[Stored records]
-- START --

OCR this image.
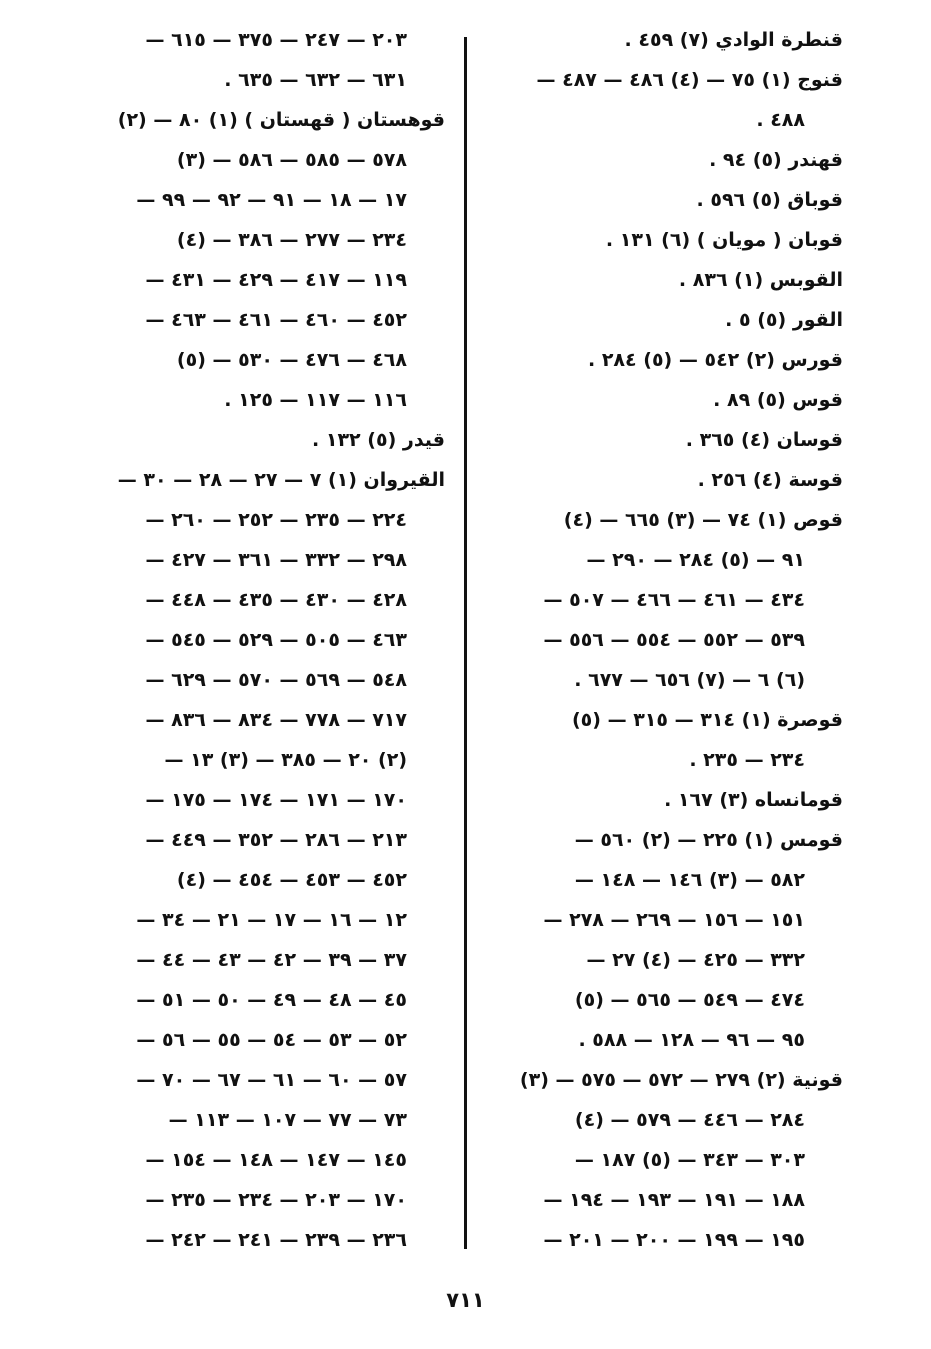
قنطرة الوادي (٧) ٤٥٩ .
قنوج (١) ٧٥ — (٤) ٤٨٦ — ٤٨٧ —
٤٨٨ .
قهندر (٥) ٩٤ .
قوباق (٥) ٥٩٦ .
قوبان ( مويان ) (٦) ١٣١ .
القوبس (١) ٨٣٦ .
القور (٥) ٥ .
قورس (٢) ٥٤٢ — (٥) ٢٨٤ .
قوس (٥) ٨٩ .
قوسان (٤) ٣٦٥ .
قوسة (٤) ٢٥٦ .
قوص (١) ٧٤ — (٣) ٦٦٥ — (٤)
٩١ — (٥) ٢٨٤ — ٢٩٠ —
٤٣٤ — ٤٦١ — ٤٦٦ — ٥٠٧ —
٥٣٩ — ٥٥٢ — ٥٥٤ — ٥٥٦ —
(٦) ٦ — (٧) ٦٥٦ — ٦٧٧ .
قوصرة (١) ٣١٤ — ٣١٥ — (٥)
٢٣٤ — ٢٣٥ .
قومانساه (٣) ١٦٧ .
قومس (١) ٢٢٥ — (٢) ٥٦٠ —
٥٨٢ — (٣) ١٤٦ — ١٤٨ —
١٥١ — ١٥٦ — ٢٦٩ — ٢٧٨ —
٣٣٢ — ٤٢٥ — (٤) ٢٧ —
٤٧٤ — ٥٤٩ — ٥٦٥ — (٥)
٩٥ — ٩٦ — ١٢٨ — ٥٨٨ .
قونية (٢) ٢٧٩ — ٥٧٢ — ٥٧٥ — (٣)
٢٨٤ — ٤٤٦ — ٥٧٩ — (٤)
٣٠٣ — ٣٤٣ — (٥) ١٨٧ —
١٨٨ — ١٩١ — ١٩٣ — ١٩٤ —
١٩٥ — ١٩٩ — ٢٠٠ — ٢٠١ —
٢٠٣ — ٢٤٧ — ٣٧٥ — ٦١٥ —
٦٣١ — ٦٣٢ — ٦٣٥ .
قوهستان ( قهستان ) (١) ٨٠ — (٢)
٥٧٨ — ٥٨٥ — ٥٨٦ — (٣)
١٧ — ١٨ — ٩١ — ٩٢ — ٩٩ —
٢٣٤ — ٢٧٧ — ٣٨٦ — (٤)
١١٩ — ٤١٧ — ٤٢٩ — ٤٣١ —
٤٥٢ — ٤٦٠ — ٤٦١ — ٤٦٣ —
٤٦٨ — ٤٧٦ — ٥٣٠ — (٥)
١١٦ — ١١٧ — ١٢٥ .
قيدر (٥) ١٣٢ .
القيروان (١) ٧ — ٢٧ — ٢٨ — ٣٠ —
٢٢٤ — ٢٣٥ — ٢٥٢ — ٢٦٠ —
٢٩٨ — ٣٣٢ — ٣٦١ — ٤٢٧ —
٤٢٨ — ٤٣٠ — ٤٣٥ — ٤٤٨ —
٤٦٣ — ٥٠٥ — ٥٢٩ — ٥٤٥ —
٥٤٨ — ٥٦٩ — ٥٧٠ — ٦٢٩ —
٧١٧ — ٧٧٨ — ٨٣٤ — ٨٣٦ —
(٢) ٢٠ — ٣٨٥ — (٣) ١٣ —
١٧٠ — ١٧١ — ١٧٤ — ١٧٥ —
٢١٣ — ٢٨٦ — ٣٥٢ — ٤٤٩ —
٤٥٢ — ٤٥٣ — ٤٥٤ — (٤)
١٢ — ١٦ — ١٧ — ٢١ — ٣٤ —
٣٧ — ٣٩ — ٤٢ — ٤٣ — ٤٤ —
٤٥ — ٤٨ — ٤٩ — ٥٠ — ٥١ —
٥٢ — ٥٣ — ٥٤ — ٥٥ — ٥٦ —
٥٧ — ٦٠ — ٦١ — ٦٧ — ٧٠ —
٧٣ — ٧٧ — ١٠٧ — ١١٣ —
١٤٥ — ١٤٧ — ١٤٨ — ١٥٤ —
١٧٠ — ٢٠٣ — ٢٣٤ — ٢٣٥ —
٢٣٦ — ٢٣٩ — ٢٤١ — ٢٤٢ —
٧١١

-- END --

■ What to work on: Reproduce each entry precisely, dropping only the pictures.

■ Answer to the task:
OCR this image.
قنطرة الوادي (٧) ٤٥٩ .
قنوج (١) ٧٥ — (٤) ٤٨٦ — ٤٨٧ —
٤٨٨ .
قهندر (٥) ٩٤ .
قوباق (٥) ٥٩٦ .
قوبان ( مويان ) (٦) ١٣١ .
القوبس (١) ٨٣٦ .
القور (٥) ٥ .
قورس (٢) ٥٤٢ — (٥) ٢٨٤ .
قوس (٥) ٨٩ .
قوسان (٤) ٣٦٥ .
قوسة (٤) ٢٥٦ .
قوص (١) ٧٤ — (٣) ٦٦٥ — (٤)
٩١ — (٥) ٢٨٤ — ٢٩٠ —
٤٣٤ — ٤٦١ — ٤٦٦ — ٥٠٧ —
٥٣٩ — ٥٥٢ — ٥٥٤ — ٥٥٦ —
(٦) ٦ — (٧) ٦٥٦ — ٦٧٧ .
قوصرة (١) ٣١٤ — ٣١٥ — (٥)
٢٣٤ — ٢٣٥ .
قومانساه (٣) ١٦٧ .
قومس (١) ٢٢٥ — (٢) ٥٦٠ —
٥٨٢ — (٣) ١٤٦ — ١٤٨ —
١٥١ — ١٥٦ — ٢٦٩ — ٢٧٨ —
٣٣٢ — ٤٢٥ — (٤) ٢٧ —
٤٧٤ — ٥٤٩ — ٥٦٥ — (٥)
٩٥ — ٩٦ — ١٢٨ — ٥٨٨ .
قونية (٢) ٢٧٩ — ٥٧٢ — ٥٧٥ — (٣)
٢٨٤ — ٤٤٦ — ٥٧٩ — (٤)
٣٠٣ — ٣٤٣ — (٥) ١٨٧ —
١٨٨ — ١٩١ — ١٩٣ — ١٩٤ —
١٩٥ — ١٩٩ — ٢٠٠ — ٢٠١ —
٢٠٣ — ٢٤٧ — ٣٧٥ — ٦١٥ —
٦٣١ — ٦٣٢ — ٦٣٥ .
قوهستان ( قهستان ) (١) ٨٠ — (٢)
٥٧٨ — ٥٨٥ — ٥٨٦ — (٣)
١٧ — ١٨ — ٩١ — ٩٢ — ٩٩ —
٢٣٤ — ٢٧٧ — ٣٨٦ — (٤)
١١٩ — ٤١٧ — ٤٢٩ — ٤٣١ —
٤٥٢ — ٤٦٠ — ٤٦١ — ٤٦٣ —
٤٦٨ — ٤٧٦ — ٥٣٠ — (٥)
١١٦ — ١١٧ — ١٢٥ .
قيدر (٥) ١٣٢ .
القيروان (١) ٧ — ٢٧ — ٢٨ — ٣٠ —
٢٢٤ — ٢٣٥ — ٢٥٢ — ٢٦٠ —
٢٩٨ — ٣٣٢ — ٣٦١ — ٤٢٧ —
٤٢٨ — ٤٣٠ — ٤٣٥ — ٤٤٨ —
٤٦٣ — ٥٠٥ — ٥٢٩ — ٥٤٥ —
٥٤٨ — ٥٦٩ — ٥٧٠ — ٦٢٩ —
٧١٧ — ٧٧٨ — ٨٣٤ — ٨٣٦ —
(٢) ٢٠ — ٣٨٥ — (٣) ١٣ —
١٧٠ — ١٧١ — ١٧٤ — ١٧٥ —
٢١٣ — ٢٨٦ — ٣٥٢ — ٤٤٩ —
٤٥٢ — ٤٥٣ — ٤٥٤ — (٤)
١٢ — ١٦ — ١٧ — ٢١ — ٣٤ —
٣٧ — ٣٩ — ٤٢ — ٤٣ — ٤٤ —
٤٥ — ٤٨ — ٤٩ — ٥٠ — ٥١ —
٥٢ — ٥٣ — ٥٤ — ٥٥ — ٥٦ —
٥٧ — ٦٠ — ٦١ — ٦٧ — ٧٠ —
٧٣ — ٧٧ — ١٠٧ — ١١٣ —
١٤٥ — ١٤٧ — ١٤٨ — ١٥٤ —
١٧٠ — ٢٠٣ — ٢٣٤ — ٢٣٥ —
٢٣٦ — ٢٣٩ — ٢٤١ — ٢٤٢ —
٧١١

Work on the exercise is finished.